### DIRECTIVE
Return nothing but the lines from the line with "Give me the" through the last line of the entries that follow, copied exactly and free of pictures.

[Stored data]
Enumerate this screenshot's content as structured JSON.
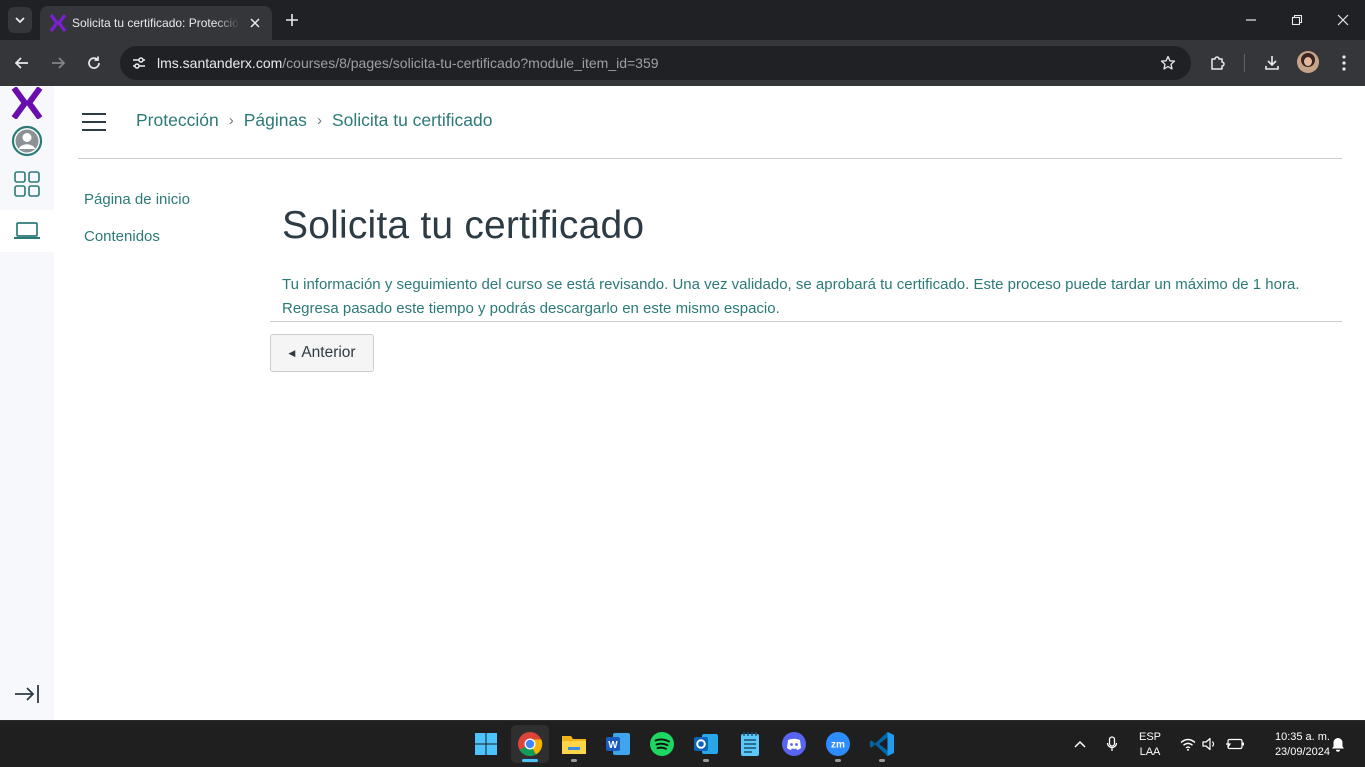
{
  "browser": {
    "tab": {
      "title": "Solicita tu certificado: Protección"
    },
    "url": {
      "host": "lms.santanderx.com",
      "path": "/courses/8/pages/solicita-tu-certificado?module_item_id=359"
    }
  },
  "lms": {
    "breadcrumb": [
      {
        "label": "Protección"
      },
      {
        "label": "Páginas"
      },
      {
        "label": "Solicita tu certificado"
      }
    ],
    "course_nav": [
      {
        "label": "Página de inicio"
      },
      {
        "label": "Contenidos"
      }
    ],
    "page": {
      "title": "Solicita tu certificado",
      "body": "Tu información y seguimiento del curso se está revisando. Una vez validado, se aprobará tu certificado. Este proceso puede tardar un máximo de 1 hora. Regresa pasado este tiempo y podrás descargarlo en este mismo espacio.",
      "prev_label": "Anterior"
    }
  },
  "taskbar": {
    "apps": [
      "windows-start",
      "chrome",
      "file-explorer",
      "word",
      "spotify",
      "outlook",
      "notepad",
      "discord",
      "zoom",
      "vscode"
    ],
    "language": {
      "line1": "ESP",
      "line2": "LAA"
    },
    "clock": {
      "time": "10:35 a. m.",
      "date": "23/09/2024"
    }
  },
  "colors": {
    "brand_purple": "#6a0dad",
    "link_teal": "#2b7a78",
    "chrome_dark": "#202124",
    "chrome_toolbar": "#35363a"
  }
}
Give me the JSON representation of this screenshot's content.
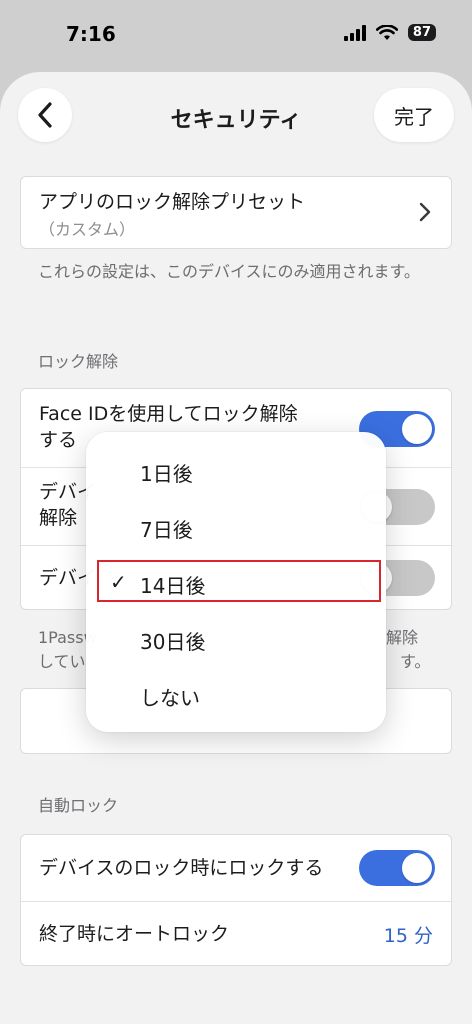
{
  "status_bar": {
    "time": "7:16",
    "battery": "87"
  },
  "nav": {
    "title": "セキュリティ",
    "done": "完了"
  },
  "preset": {
    "title": "アプリのロック解除プリセット",
    "subtitle": "（カスタム）"
  },
  "device_note": "これらの設定は、このデバイスにのみ適用されます。",
  "unlock_section": {
    "header": "ロック解除",
    "rows": [
      {
        "label_line1": "Face IDを使用してロック解除",
        "label_line2": "する",
        "toggle": true
      },
      {
        "label_line1": "デバイ",
        "label_line2": "解除",
        "toggle": false
      },
      {
        "label_line1": "デバイ",
        "toggle": false
      }
    ],
    "note_line1_start": "1Passw",
    "note_line1_end": "解除",
    "note_line2_start": "してい",
    "note_line2_end": "す。"
  },
  "popup_menu": {
    "items": [
      "1日後",
      "7日後",
      "14日後",
      "30日後",
      "しない"
    ],
    "selected": "14日後",
    "check": "✓"
  },
  "autolock_section": {
    "header": "自動ロック",
    "lock_on_device_lock": {
      "label": "デバイスのロック時にロックする",
      "toggle": true
    },
    "autolock_on_quit": {
      "label": "終了時にオートロック",
      "value": "15 分"
    }
  },
  "colors": {
    "accent": "#3b6fe0",
    "highlight": "#d9262e",
    "link": "#2f63c9"
  }
}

### RESPONSE TO THIS TASK
Give me the JSON representation of this screenshot's content.
{
  "status_bar": {
    "time": "7:16",
    "battery": "87"
  },
  "nav": {
    "title": "セキュリティ",
    "done": "完了"
  },
  "preset": {
    "title": "アプリのロック解除プリセット",
    "subtitle": "（カスタム）"
  },
  "device_note": "これらの設定は、このデバイスにのみ適用されます。",
  "unlock_section": {
    "header": "ロック解除",
    "rows": [
      {
        "label_line1": "Face IDを使用してロック解除",
        "label_line2": "する",
        "toggle": true
      },
      {
        "label_line1": "デバイ",
        "label_line2": "解除",
        "toggle": false
      },
      {
        "label_line1": "デバイ",
        "toggle": false
      }
    ],
    "note_line1_start": "1Passw",
    "note_line1_end": "解除",
    "note_line2_start": "してい",
    "note_line2_end": "す。"
  },
  "popup_menu": {
    "items": [
      "1日後",
      "7日後",
      "14日後",
      "30日後",
      "しない"
    ],
    "selected": "14日後",
    "check": "✓"
  },
  "autolock_section": {
    "header": "自動ロック",
    "lock_on_device_lock": {
      "label": "デバイスのロック時にロックする",
      "toggle": true
    },
    "autolock_on_quit": {
      "label": "終了時にオートロック",
      "value": "15 分"
    }
  },
  "colors": {
    "accent": "#3b6fe0",
    "highlight": "#d9262e",
    "link": "#2f63c9"
  }
}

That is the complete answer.